*What is required*: Copy down every line where the string "Probability" shows up.

*Records for the exercise*:
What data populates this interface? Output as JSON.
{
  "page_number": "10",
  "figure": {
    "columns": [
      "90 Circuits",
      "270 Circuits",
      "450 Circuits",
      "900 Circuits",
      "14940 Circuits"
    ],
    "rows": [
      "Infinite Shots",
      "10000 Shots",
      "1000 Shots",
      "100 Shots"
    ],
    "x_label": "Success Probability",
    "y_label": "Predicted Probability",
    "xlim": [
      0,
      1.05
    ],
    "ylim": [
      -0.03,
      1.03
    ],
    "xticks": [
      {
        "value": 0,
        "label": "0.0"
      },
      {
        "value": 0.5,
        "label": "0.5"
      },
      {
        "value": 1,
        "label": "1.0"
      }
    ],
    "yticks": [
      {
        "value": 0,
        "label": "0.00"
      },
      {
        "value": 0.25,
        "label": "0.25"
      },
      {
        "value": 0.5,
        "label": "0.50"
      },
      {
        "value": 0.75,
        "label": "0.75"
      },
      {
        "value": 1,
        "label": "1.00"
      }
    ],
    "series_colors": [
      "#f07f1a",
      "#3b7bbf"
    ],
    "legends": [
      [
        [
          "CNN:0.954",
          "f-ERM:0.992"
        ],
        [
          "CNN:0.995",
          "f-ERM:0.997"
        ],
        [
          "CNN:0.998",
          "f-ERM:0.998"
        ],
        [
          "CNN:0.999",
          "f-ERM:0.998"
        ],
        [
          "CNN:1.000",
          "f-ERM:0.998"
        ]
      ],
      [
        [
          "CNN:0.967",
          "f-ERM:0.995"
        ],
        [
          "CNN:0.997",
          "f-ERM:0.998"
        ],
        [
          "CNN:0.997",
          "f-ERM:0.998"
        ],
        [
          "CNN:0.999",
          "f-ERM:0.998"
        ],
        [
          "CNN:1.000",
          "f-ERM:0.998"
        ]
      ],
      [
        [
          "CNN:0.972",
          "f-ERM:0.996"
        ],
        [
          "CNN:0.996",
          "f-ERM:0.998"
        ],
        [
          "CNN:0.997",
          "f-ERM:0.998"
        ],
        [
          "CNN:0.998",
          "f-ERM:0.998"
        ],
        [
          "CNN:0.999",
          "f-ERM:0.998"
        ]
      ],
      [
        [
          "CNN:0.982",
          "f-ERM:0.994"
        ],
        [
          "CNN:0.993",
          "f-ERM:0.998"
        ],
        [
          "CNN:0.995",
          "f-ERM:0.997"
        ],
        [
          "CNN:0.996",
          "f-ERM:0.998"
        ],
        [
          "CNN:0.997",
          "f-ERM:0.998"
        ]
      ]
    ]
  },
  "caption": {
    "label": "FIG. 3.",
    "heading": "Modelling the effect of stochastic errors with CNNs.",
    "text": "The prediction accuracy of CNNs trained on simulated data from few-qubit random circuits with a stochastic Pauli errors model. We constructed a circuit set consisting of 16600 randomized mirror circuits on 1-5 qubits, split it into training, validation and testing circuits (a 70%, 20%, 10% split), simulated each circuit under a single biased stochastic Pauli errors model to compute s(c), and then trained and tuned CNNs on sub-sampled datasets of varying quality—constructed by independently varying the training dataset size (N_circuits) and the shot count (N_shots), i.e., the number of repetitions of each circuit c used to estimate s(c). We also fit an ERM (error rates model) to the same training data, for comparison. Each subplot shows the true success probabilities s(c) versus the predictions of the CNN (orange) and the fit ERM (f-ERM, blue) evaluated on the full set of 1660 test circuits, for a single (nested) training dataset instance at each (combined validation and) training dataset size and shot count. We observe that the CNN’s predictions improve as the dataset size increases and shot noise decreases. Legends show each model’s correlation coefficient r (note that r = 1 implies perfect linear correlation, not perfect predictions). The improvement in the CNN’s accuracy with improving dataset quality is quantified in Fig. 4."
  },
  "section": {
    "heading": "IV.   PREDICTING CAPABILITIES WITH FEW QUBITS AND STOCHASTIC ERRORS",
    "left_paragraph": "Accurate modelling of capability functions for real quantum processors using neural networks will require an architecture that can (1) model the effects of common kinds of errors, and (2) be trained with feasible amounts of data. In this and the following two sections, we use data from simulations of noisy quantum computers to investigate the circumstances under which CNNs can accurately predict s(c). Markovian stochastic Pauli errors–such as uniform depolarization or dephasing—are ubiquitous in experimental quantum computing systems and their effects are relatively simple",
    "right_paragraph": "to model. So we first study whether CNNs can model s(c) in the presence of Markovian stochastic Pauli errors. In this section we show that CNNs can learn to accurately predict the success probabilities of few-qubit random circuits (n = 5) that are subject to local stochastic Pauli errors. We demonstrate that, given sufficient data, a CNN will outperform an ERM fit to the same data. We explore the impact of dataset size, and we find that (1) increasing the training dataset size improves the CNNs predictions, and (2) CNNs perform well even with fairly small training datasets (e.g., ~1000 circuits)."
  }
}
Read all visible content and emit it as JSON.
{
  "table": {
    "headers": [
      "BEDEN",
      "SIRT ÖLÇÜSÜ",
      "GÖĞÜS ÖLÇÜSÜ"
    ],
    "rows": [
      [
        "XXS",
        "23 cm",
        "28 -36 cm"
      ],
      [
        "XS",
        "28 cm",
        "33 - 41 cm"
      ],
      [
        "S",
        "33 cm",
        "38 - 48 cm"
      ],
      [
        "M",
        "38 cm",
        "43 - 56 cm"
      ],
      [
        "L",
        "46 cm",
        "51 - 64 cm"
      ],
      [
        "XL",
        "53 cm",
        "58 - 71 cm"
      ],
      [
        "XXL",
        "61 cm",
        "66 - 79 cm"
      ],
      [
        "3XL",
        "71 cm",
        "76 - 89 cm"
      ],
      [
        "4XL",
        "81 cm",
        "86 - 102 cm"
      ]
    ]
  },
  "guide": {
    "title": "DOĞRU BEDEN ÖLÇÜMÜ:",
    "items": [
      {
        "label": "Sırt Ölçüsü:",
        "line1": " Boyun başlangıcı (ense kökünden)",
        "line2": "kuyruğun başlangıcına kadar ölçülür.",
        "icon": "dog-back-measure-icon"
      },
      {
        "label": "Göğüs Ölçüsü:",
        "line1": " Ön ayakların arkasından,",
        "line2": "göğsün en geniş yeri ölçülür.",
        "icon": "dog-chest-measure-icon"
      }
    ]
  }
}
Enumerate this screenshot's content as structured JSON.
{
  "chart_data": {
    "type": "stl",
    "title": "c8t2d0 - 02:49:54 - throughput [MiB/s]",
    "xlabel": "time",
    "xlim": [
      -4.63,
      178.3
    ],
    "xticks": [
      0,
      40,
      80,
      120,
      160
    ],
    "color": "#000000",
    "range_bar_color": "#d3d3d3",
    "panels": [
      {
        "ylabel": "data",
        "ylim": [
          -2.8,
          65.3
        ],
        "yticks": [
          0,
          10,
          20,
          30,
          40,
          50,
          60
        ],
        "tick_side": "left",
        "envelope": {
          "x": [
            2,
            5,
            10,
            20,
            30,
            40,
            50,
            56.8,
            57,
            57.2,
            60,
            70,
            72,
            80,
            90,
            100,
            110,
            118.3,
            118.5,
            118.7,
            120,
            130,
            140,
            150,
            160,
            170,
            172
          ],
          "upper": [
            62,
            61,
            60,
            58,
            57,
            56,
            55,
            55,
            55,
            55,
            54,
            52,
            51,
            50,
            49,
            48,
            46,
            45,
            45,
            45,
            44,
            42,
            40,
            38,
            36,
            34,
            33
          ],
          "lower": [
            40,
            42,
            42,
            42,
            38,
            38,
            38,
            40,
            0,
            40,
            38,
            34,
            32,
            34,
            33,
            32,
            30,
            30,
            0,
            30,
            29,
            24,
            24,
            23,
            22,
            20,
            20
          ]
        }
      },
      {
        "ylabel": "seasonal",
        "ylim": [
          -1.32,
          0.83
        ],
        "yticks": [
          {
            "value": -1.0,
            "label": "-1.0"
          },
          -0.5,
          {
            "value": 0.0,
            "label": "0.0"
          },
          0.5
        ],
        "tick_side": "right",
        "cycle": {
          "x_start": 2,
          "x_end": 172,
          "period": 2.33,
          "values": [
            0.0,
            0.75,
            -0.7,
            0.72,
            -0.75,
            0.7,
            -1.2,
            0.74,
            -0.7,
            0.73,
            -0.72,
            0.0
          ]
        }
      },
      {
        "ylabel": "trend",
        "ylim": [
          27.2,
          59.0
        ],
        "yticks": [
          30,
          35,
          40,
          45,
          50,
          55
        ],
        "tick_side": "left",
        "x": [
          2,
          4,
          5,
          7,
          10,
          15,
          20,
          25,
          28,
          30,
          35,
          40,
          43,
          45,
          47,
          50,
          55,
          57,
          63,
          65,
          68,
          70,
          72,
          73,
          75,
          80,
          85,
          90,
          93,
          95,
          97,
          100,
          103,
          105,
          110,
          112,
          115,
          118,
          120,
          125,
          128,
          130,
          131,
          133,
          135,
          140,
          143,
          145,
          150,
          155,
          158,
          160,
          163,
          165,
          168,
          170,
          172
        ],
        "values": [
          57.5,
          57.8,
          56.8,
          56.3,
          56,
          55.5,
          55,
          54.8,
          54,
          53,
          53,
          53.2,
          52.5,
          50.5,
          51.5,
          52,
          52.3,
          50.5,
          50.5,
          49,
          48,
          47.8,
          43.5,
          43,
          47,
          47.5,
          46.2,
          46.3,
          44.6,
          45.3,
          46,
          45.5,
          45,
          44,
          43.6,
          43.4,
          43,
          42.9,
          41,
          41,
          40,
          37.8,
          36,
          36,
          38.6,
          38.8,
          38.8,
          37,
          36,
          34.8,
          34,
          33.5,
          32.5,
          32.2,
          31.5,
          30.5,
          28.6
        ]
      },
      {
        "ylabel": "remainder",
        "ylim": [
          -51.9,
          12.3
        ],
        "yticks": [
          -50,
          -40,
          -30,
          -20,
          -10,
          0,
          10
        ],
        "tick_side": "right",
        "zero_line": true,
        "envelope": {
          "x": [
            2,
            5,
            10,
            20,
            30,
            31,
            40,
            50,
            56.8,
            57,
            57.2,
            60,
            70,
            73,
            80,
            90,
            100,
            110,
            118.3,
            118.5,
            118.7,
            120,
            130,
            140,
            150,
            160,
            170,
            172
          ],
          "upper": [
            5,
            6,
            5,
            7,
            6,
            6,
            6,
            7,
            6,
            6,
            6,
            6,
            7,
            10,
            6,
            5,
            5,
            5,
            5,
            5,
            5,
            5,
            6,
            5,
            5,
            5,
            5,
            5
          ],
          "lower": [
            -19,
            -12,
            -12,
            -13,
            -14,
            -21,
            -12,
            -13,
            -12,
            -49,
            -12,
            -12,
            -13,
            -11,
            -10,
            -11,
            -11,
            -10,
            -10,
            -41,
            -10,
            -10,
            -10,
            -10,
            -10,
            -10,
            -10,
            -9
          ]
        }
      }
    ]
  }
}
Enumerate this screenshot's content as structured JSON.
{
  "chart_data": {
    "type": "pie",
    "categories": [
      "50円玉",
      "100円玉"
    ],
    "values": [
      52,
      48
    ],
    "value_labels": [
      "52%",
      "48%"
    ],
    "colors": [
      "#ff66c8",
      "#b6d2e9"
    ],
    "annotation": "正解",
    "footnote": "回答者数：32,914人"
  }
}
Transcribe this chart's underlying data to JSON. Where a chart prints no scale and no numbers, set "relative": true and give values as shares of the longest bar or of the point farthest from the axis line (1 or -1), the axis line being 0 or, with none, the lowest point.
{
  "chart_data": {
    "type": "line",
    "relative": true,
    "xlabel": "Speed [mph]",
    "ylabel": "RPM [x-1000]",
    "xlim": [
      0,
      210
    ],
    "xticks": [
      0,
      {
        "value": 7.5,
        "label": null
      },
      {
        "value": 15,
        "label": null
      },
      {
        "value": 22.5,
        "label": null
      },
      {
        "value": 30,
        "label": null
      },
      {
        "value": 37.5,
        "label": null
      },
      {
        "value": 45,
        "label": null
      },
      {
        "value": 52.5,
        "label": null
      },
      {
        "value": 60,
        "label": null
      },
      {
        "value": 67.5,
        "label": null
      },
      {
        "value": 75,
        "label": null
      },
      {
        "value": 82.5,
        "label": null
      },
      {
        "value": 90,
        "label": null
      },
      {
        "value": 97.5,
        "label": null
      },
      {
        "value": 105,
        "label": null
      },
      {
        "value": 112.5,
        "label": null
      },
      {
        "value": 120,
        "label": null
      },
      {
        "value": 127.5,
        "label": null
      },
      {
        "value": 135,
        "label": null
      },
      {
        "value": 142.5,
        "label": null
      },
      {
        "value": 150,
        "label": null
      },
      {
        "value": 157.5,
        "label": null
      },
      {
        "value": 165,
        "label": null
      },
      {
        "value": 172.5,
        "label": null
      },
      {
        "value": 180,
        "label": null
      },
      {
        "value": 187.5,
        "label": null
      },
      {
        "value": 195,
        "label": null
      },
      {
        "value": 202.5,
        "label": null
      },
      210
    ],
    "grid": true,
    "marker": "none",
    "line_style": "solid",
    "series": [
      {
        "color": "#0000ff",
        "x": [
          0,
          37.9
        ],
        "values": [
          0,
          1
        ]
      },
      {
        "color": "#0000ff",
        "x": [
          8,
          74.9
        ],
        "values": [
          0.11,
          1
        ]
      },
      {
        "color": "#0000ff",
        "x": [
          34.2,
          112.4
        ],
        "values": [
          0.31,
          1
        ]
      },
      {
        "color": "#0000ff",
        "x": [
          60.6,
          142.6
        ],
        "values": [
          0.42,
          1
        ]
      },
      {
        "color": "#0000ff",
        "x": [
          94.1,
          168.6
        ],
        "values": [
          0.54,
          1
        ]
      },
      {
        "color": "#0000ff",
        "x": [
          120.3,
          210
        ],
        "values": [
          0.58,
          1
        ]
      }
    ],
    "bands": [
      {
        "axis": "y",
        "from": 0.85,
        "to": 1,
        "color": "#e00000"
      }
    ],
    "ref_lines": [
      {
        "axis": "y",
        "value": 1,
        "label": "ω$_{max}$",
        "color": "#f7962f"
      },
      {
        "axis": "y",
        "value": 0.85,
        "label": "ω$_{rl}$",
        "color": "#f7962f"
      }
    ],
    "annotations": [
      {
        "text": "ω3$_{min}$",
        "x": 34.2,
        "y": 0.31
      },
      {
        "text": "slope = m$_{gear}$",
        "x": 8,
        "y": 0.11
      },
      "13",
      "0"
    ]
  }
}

*Response to this exercise*:
    "x_label": "Success Probability",
    "y_label": "Predicted Probability",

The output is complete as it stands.